DATA SHOWN -
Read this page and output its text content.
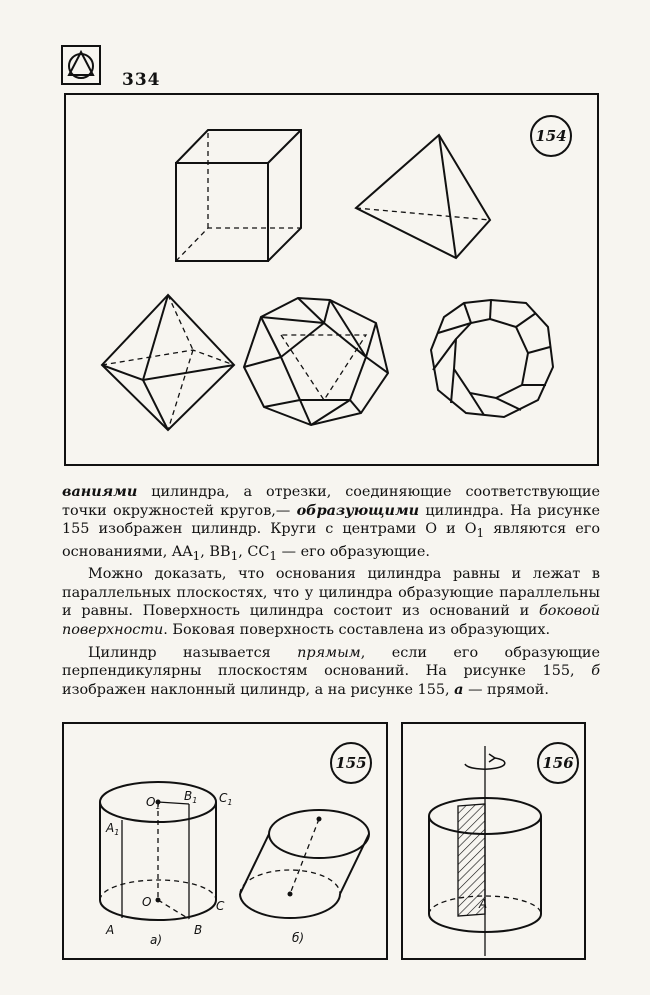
334
154
ваниями цилиндра, а отрезки, соединяющие соответствующие точки окружностей кругов,— образующими цилиндра. На рисунке 155 изображен цилиндр. Круги с центрами O и $O_1$ являются его основаниями, $AA_1$, $BB_1$, $CC_1$ — его образующие.
Можно доказать, что основания цилиндра равны и лежат в параллельных плоскостях, что у цилиндра образующие параллельны и равны. Поверхность цилиндра состоит из оснований и боковой поверхности. Боковая поверхность составлена из образующих.
Цилиндр называется прямым, если его образующие перпендикулярны плоскостям оснований. На рисунке 155, б изображен наклонный цилиндр, а на рисунке 155, а — прямой.
155
$O_1$
$B_1$ $C_1$
$A_1$
O
A	B
C
a)	б)
156
A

PROBLEM DESCRIPTION - Make an exact copy of the records above, with the pictures left out.

WRITTEN REPLY -
Read this page and output its text content.
334
154
ваниями цилиндра, а отрезки, соединяющие соответствующие точки окружностей кругов,— образующими цилиндра. На рисунке 155 изображен цилиндр. Круги с центрами O и $O_1$ являются его основаниями, $AA_1$, $BB_1$, $CC_1$ — его образующие.
Можно доказать, что основания цилиндра равны и лежат в параллельных плоскостях, что у цилиндра образующие параллельны и равны. Поверхность цилиндра состоит из оснований и боковой поверхности. Боковая поверхность составлена из образующих.
Цилиндр называется прямым, если его образующие перпендикулярны плоскостям оснований. На рисунке 155, б изображен наклонный цилиндр, а на рисунке 155, а — прямой.
155
$O_1$
$B_1$ $C_1$
$A_1$
O
A	B
C
a)	б)
156
A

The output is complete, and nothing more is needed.